YOUR OBJECTIVE ▸ Leaving the pictures aside, transcribe every line below exactly.

Recorded data
——————————

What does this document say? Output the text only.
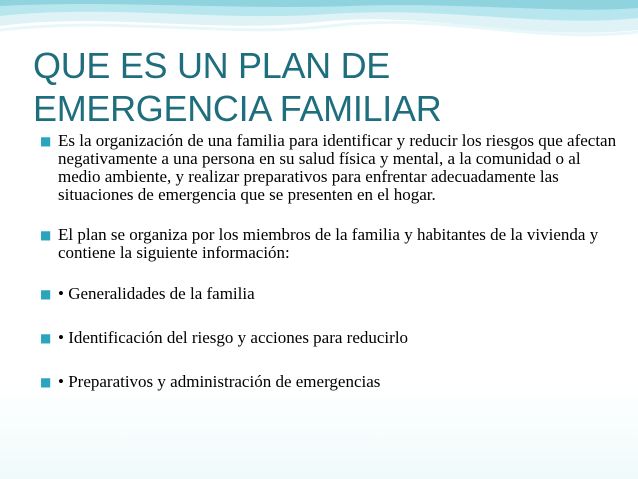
QUE ES UN PLAN DE EMERGENCIA FAMILIAR
■ Es la organización de una familia para identificar y reducir los riesgos que afectan negativamente a una persona en su salud física y mental, a la comunidad o al medio ambiente, y realizar preparativos para enfrentar adecuadamente las situaciones de emergencia que se presenten en el hogar.
■ El plan se organiza por los miembros de la familia y habitantes de la vivienda y contiene la siguiente información:
■ • Generalidades de la familia
■ • Identificación del riesgo y acciones para reducirlo
■ • Preparativos y administración de emergencias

——————————

RESULT OF THE EXERCISE ▸
What does this document say? Output the text only.
QUE ES UN PLAN DE EMERGENCIA FAMILIAR
■ Es la organización de una familia para identificar y reducir los riesgos que afectan negativamente a una persona en su salud física y mental, a la comunidad o al medio ambiente, y realizar preparativos para enfrentar adecuadamente las situaciones de emergencia que se presenten en el hogar.
■ El plan se organiza por los miembros de la familia y habitantes de la vivienda y contiene la siguiente información:
■ • Generalidades de la familia
■ • Identificación del riesgo y acciones para reducirlo
■ • Preparativos y administración de emergencias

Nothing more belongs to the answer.